Layout annotation records:
+++
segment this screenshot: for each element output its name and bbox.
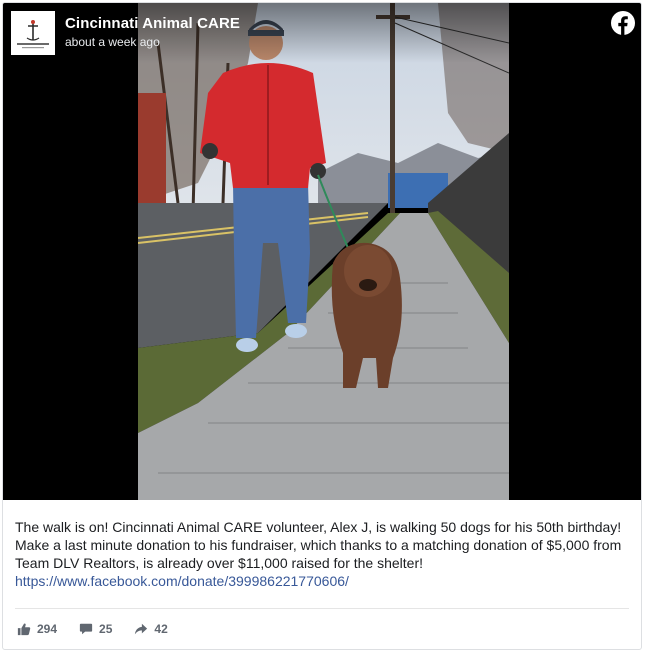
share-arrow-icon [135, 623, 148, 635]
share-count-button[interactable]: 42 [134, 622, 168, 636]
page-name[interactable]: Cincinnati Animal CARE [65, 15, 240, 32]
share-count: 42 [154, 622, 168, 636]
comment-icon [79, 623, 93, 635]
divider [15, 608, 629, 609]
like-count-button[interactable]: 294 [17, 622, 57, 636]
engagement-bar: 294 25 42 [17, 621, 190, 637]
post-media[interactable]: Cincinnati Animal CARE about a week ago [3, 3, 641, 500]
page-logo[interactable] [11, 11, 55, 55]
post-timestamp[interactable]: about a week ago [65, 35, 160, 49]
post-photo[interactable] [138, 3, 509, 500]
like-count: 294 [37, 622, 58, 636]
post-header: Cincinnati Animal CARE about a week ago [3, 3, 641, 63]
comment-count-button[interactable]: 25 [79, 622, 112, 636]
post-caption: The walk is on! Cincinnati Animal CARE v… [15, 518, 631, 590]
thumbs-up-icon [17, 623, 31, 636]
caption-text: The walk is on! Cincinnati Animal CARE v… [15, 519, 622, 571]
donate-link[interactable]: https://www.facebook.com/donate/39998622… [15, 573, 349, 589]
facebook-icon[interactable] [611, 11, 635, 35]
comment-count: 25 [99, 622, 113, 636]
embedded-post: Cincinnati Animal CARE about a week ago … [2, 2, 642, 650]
+++
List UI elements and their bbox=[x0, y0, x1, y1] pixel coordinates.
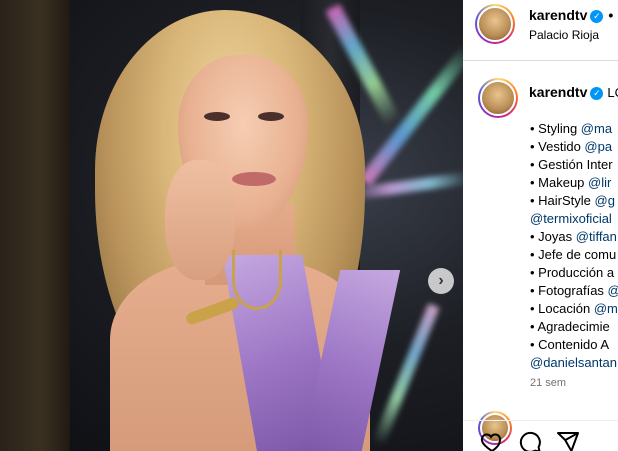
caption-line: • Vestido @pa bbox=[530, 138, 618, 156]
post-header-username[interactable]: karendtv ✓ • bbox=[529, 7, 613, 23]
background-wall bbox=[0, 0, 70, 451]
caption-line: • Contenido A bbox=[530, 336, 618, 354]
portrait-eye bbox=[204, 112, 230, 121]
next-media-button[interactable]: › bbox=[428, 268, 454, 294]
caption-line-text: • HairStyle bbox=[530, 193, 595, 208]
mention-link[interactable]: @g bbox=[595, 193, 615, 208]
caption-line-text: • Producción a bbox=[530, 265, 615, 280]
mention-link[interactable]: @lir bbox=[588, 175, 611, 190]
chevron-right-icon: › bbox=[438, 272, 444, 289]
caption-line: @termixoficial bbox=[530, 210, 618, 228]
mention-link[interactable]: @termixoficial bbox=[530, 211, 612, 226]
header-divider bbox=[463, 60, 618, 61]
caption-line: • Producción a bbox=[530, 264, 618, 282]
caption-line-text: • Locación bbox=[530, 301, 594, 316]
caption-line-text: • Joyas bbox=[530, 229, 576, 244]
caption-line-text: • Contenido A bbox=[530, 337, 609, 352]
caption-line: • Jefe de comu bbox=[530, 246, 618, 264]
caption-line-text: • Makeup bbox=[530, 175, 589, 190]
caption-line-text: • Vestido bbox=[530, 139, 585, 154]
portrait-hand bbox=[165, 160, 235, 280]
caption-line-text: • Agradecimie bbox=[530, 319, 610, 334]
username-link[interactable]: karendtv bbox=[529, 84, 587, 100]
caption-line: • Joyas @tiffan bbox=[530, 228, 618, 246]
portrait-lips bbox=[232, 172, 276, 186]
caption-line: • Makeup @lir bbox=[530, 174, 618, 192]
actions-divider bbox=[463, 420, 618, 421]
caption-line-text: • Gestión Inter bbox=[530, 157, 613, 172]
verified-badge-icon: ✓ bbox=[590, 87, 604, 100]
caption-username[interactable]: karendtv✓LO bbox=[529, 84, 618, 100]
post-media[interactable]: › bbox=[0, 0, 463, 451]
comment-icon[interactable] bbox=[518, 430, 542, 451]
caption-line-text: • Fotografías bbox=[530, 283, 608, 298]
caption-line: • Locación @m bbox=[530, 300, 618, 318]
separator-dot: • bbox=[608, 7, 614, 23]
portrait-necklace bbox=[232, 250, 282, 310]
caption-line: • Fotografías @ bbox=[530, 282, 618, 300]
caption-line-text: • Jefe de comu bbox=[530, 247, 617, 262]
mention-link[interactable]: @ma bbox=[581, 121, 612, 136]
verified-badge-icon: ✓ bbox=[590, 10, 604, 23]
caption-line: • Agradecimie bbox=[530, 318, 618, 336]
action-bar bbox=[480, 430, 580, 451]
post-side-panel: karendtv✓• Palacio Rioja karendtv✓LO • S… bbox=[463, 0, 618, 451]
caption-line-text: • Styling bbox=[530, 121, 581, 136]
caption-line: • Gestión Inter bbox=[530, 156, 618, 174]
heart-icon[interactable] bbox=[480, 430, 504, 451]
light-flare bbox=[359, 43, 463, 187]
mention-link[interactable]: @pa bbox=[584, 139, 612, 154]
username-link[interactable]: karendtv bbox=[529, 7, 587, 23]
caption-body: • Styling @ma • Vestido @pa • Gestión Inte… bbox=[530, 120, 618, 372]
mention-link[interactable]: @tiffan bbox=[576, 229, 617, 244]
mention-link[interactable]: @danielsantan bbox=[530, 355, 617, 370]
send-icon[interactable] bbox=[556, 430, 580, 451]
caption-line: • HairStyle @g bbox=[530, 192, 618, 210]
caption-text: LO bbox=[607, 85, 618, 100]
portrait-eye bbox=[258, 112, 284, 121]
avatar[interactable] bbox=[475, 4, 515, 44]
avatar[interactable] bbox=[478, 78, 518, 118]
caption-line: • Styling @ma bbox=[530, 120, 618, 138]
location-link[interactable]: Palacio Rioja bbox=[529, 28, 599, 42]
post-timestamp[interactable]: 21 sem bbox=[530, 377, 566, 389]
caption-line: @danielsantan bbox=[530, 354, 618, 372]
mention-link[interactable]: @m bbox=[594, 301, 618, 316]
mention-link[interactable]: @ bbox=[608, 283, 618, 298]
+++
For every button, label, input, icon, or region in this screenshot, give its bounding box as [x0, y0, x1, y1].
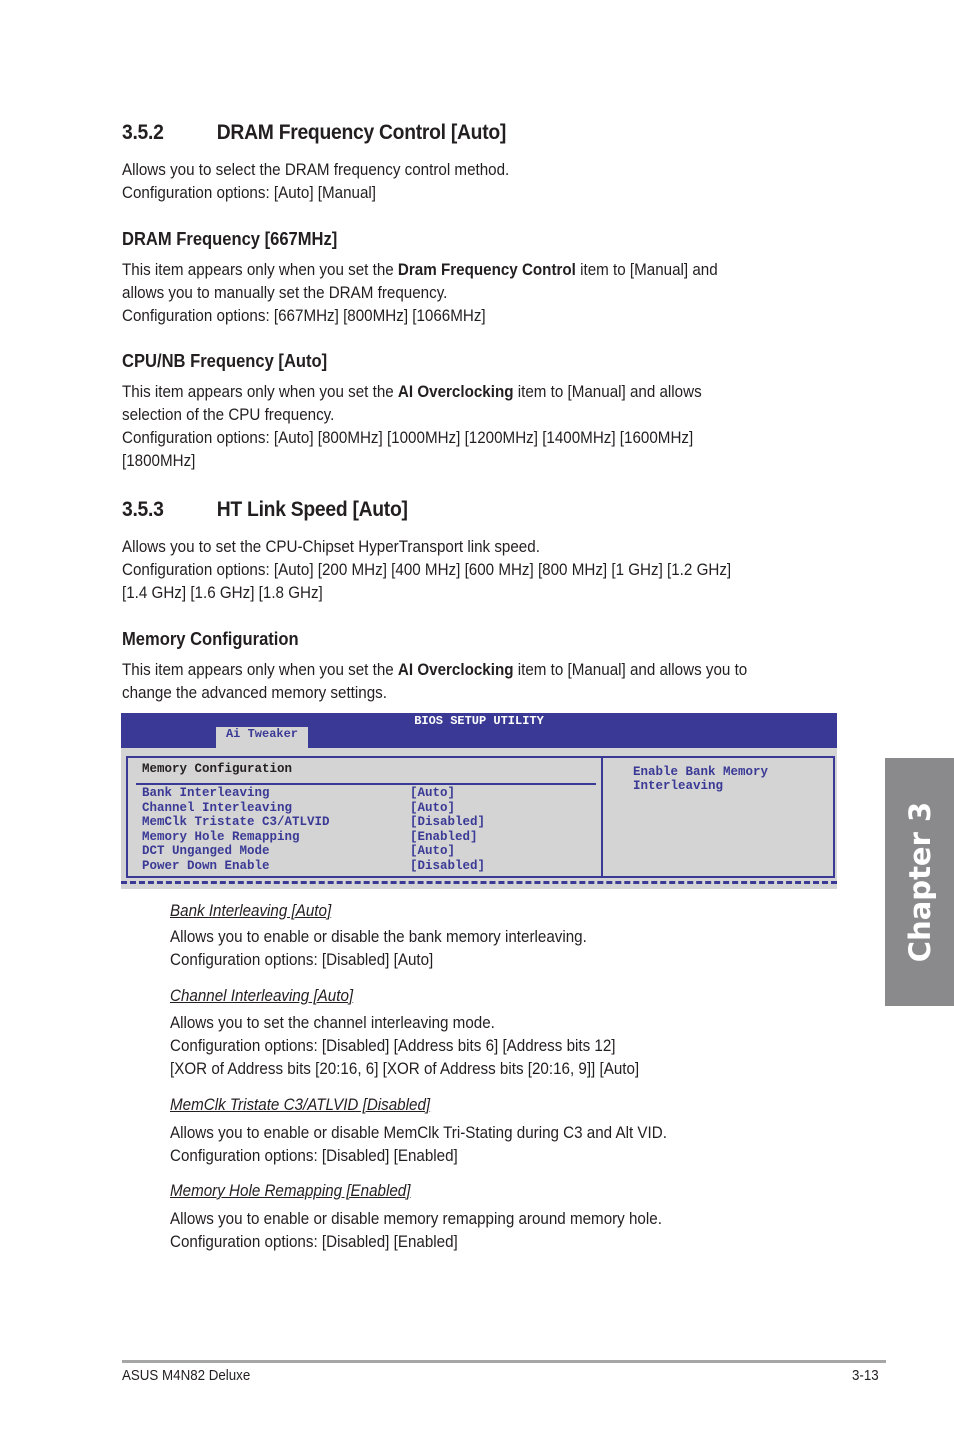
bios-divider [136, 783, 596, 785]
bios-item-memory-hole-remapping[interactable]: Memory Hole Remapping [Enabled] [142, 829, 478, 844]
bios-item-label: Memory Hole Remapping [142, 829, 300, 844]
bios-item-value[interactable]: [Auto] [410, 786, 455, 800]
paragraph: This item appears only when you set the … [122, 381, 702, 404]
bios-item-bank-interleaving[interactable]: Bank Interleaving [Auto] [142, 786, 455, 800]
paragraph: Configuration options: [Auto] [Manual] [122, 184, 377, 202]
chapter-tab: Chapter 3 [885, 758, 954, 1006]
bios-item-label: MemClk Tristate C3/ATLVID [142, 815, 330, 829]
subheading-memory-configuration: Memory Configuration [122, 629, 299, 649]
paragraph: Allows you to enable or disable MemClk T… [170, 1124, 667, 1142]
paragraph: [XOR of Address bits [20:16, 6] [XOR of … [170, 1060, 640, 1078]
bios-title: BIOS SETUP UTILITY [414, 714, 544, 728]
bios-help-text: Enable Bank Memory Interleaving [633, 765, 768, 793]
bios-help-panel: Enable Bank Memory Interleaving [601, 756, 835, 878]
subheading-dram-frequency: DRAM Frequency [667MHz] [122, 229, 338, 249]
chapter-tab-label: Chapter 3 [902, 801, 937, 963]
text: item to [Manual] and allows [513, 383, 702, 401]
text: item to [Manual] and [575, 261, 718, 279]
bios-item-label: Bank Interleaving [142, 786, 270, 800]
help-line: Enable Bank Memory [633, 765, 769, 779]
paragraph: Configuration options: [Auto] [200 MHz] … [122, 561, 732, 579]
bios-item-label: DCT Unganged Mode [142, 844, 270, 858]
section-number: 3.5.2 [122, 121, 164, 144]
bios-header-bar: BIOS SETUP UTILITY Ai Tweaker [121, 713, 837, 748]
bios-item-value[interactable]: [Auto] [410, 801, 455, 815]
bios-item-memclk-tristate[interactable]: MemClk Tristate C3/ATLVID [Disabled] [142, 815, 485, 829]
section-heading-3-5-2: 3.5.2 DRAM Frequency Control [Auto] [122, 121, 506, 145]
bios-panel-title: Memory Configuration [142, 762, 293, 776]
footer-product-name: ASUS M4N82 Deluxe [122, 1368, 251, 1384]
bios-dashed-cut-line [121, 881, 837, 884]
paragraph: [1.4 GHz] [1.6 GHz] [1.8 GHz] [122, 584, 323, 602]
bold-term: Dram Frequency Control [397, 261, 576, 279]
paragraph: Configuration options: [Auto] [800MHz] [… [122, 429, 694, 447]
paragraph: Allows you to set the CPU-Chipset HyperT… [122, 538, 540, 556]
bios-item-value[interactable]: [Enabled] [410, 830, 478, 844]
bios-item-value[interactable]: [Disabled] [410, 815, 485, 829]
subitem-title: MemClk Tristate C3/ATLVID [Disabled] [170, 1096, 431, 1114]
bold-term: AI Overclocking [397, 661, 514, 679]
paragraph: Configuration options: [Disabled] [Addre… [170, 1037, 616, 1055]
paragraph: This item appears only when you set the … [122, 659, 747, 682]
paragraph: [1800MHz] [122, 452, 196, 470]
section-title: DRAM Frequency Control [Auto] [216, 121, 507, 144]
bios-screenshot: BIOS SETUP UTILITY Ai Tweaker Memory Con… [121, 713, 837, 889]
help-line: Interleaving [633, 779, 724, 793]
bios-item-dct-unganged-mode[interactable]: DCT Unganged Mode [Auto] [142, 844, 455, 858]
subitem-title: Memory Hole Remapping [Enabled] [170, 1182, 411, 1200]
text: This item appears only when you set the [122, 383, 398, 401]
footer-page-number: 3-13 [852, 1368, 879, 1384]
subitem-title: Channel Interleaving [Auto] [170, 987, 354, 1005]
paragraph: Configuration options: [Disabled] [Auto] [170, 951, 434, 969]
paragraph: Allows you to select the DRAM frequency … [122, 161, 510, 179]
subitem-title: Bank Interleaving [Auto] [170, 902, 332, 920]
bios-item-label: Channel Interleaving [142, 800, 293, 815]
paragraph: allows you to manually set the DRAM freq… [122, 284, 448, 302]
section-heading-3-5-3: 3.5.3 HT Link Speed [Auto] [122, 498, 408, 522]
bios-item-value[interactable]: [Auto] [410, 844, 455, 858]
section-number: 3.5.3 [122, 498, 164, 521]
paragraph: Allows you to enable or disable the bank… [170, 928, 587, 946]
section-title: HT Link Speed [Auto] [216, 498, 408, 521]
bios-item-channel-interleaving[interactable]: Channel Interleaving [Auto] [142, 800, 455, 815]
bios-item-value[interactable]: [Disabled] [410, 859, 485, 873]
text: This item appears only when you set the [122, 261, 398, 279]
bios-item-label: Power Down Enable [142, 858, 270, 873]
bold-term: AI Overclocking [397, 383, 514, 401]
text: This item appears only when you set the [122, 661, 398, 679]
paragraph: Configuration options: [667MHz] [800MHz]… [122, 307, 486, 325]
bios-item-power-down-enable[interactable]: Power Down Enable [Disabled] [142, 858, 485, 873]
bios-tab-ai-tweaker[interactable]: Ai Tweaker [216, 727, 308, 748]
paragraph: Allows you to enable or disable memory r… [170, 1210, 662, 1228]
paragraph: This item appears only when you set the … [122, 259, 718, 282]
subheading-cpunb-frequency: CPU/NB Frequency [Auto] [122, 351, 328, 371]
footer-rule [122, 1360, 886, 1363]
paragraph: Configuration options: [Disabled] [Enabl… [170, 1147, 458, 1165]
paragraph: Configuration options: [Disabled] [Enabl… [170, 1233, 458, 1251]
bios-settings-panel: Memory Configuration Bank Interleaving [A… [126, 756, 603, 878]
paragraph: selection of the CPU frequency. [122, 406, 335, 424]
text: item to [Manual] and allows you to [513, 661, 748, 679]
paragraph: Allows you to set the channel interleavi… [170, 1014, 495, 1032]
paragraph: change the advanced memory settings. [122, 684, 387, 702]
+++
Aim.
Rewrite the lines between the one holding "segment this screenshot: for" and the one holding "embedded-post: Cincinnati Animal", inclusive, with "interactable" replaced by "clickable" and nothing else changed. Leave the pictures out of the answer.

Task response.
segment this screenshot: for each element output its name and bbox.
share-arrow-icon [135, 623, 148, 635]
share-count-button[clickable]: 42 [134, 622, 168, 636]
page-name[clickable]: Cincinnati Animal CARE [65, 15, 240, 32]
share-count: 42 [154, 622, 168, 636]
comment-icon [79, 623, 93, 635]
divider [15, 608, 629, 609]
like-count-button[clickable]: 294 [17, 622, 57, 636]
engagement-bar: 294 25 42 [17, 621, 190, 637]
post-media[clickable]: Cincinnati Animal CARE about a week ago [3, 3, 641, 500]
page-logo[clickable] [11, 11, 55, 55]
post-timestamp[clickable]: about a week ago [65, 35, 160, 49]
post-photo[clickable] [138, 3, 509, 500]
like-count: 294 [37, 622, 58, 636]
post-header: Cincinnati Animal CARE about a week ago [3, 3, 641, 63]
comment-count-button[clickable]: 25 [79, 622, 112, 636]
post-caption: The walk is on! Cincinnati Animal CARE v… [15, 518, 631, 590]
thumbs-up-icon [17, 623, 31, 636]
caption-text: The walk is on! Cincinnati Animal CARE v… [15, 519, 622, 571]
donate-link[clickable]: https://www.facebook.com/donate/39998622… [15, 573, 349, 589]
facebook-icon[clickable] [611, 11, 635, 35]
comment-count: 25 [99, 622, 113, 636]
embedded-post: Cincinnati Animal CARE about a week ago … [2, 2, 642, 650]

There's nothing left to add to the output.